Written task :: What follows is a set of records, each of which is to be written out exactly.
Begin Excerpted records
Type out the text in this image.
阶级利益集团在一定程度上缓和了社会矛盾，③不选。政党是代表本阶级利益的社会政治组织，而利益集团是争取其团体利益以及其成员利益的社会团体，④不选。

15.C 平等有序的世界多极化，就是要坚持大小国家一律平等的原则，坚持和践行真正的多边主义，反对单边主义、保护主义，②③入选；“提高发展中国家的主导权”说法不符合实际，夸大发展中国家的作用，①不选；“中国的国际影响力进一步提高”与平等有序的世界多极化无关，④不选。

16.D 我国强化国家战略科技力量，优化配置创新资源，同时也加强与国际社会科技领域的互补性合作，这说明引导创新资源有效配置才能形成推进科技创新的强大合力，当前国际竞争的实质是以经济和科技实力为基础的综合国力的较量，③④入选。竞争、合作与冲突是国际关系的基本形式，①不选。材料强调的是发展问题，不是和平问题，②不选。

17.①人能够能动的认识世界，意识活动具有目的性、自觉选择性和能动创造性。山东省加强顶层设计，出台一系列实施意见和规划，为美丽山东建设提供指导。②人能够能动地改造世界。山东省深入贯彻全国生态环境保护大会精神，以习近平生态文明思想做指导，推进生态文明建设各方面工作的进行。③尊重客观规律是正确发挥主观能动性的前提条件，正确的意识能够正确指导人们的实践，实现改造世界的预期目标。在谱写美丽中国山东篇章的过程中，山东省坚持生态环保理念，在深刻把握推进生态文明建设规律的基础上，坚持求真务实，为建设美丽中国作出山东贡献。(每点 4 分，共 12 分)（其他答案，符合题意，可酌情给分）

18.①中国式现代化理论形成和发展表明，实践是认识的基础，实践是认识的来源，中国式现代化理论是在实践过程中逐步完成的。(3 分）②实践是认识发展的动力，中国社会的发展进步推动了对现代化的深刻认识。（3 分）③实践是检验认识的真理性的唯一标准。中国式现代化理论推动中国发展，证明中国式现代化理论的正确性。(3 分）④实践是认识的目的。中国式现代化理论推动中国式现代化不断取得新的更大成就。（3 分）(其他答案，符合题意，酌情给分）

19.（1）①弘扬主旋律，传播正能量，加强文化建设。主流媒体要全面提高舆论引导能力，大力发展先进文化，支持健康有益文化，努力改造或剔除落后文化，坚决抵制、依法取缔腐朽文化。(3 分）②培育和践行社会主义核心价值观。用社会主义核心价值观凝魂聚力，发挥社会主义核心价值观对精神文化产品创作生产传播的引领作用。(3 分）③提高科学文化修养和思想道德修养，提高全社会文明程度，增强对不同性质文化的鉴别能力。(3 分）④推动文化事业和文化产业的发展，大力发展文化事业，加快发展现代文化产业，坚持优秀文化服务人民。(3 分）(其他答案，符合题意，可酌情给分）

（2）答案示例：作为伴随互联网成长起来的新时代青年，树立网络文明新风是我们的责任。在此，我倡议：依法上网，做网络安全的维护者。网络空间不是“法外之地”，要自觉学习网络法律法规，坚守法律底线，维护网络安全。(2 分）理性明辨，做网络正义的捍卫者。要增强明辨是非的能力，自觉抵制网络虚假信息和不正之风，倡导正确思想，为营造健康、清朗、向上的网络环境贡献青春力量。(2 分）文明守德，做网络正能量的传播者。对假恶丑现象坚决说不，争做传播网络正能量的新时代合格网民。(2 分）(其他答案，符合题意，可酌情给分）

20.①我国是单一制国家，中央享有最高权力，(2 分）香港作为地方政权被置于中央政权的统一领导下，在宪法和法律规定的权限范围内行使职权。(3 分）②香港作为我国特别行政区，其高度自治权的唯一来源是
End Excerpted records
Output ::
Type out the text in this image.
阶级利益集团在一定程度上缓和了社会矛盾，③不选。政党是代表本阶级利益的社会政治组织，而利益集团是争取其团体利益以及其成员利益的社会团体，④不选。

15.C 平等有序的世界多极化，就是要坚持大小国家一律平等的原则，坚持和践行真正的多边主义，反对单边主义、保护主义，②③入选；“提高发展中国家的主导权”说法不符合实际，夸大发展中国家的作用，①不选；“中国的国际影响力进一步提高”与平等有序的世界多极化无关，④不选。

16.D 我国强化国家战略科技力量，优化配置创新资源，同时也加强与国际社会科技领域的互补性合作，这说明引导创新资源有效配置才能形成推进科技创新的强大合力，当前国际竞争的实质是以经济和科技实力为基础的综合国力的较量，③④入选。竞争、合作与冲突是国际关系的基本形式，①不选。材料强调的是发展问题，不是和平问题，②不选。

17.①人能够能动的认识世界，意识活动具有目的性、自觉选择性和能动创造性。山东省加强顶层设计，出台一系列实施意见和规划，为美丽山东建设提供指导。②人能够能动地改造世界。山东省深入贯彻全国生态环境保护大会精神，以习近平生态文明思想做指导，推进生态文明建设各方面工作的进行。③尊重客观规律是正确发挥主观能动性的前提条件，正确的意识能够正确指导人们的实践，实现改造世界的预期目标。在谱写美丽中国山东篇章的过程中，山东省坚持生态环保理念，在深刻把握推进生态文明建设规律的基础上，坚持求真务实，为建设美丽中国作出山东贡献。(每点 4 分，共 12 分)（其他答案，符合题意，可酌情给分）

18.①中国式现代化理论形成和发展表明，实践是认识的基础，实践是认识的来源，中国式现代化理论是在实践过程中逐步完成的。(3 分）②实践是认识发展的动力，中国社会的发展进步推动了对现代化的深刻认识。（3 分）③实践是检验认识的真理性的唯一标准。中国式现代化理论推动中国发展，证明中国式现代化理论的正确性。(3 分）④实践是认识的目的。中国式现代化理论推动中国式现代化不断取得新的更大成就。（3 分）(其他答案，符合题意，酌情给分）

19.（1）①弘扬主旋律，传播正能量，加强文化建设。主流媒体要全面提高舆论引导能力，大力发展先进文化，支持健康有益文化，努力改造或剔除落后文化，坚决抵制、依法取缔腐朽文化。(3 分）②培育和践行社会主义核心价值观。用社会主义核心价值观凝魂聚力，发挥社会主义核心价值观对精神文化产品创作生产传播的引领作用。(3 分）③提高科学文化修养和思想道德修养，提高全社会文明程度，增强对不同性质文化的鉴别能力。(3 分）④推动文化事业和文化产业的发展，大力发展文化事业，加快发展现代文化产业，坚持优秀文化服务人民。(3 分）(其他答案，符合题意，可酌情给分）

（2）答案示例：作为伴随互联网成长起来的新时代青年，树立网络文明新风是我们的责任。在此，我倡议：依法上网，做网络安全的维护者。网络空间不是“法外之地”，要自觉学习网络法律法规，坚守法律底线，维护网络安全。(2 分）理性明辨，做网络正义的捍卫者。要增强明辨是非的能力，自觉抵制网络虚假信息和不正之风，倡导正确思想，为营造健康、清朗、向上的网络环境贡献青春力量。(2 分）文明守德，做网络正能量的传播者。对假恶丑现象坚决说不，争做传播网络正能量的新时代合格网民。(2 分）(其他答案，符合题意，可酌情给分）

20.①我国是单一制国家，中央享有最高权力，(2 分）香港作为地方政权被置于中央政权的统一领导下，在宪法和法律规定的权限范围内行使职权。(3 分）②香港作为我国特别行政区，其高度自治权的唯一来源是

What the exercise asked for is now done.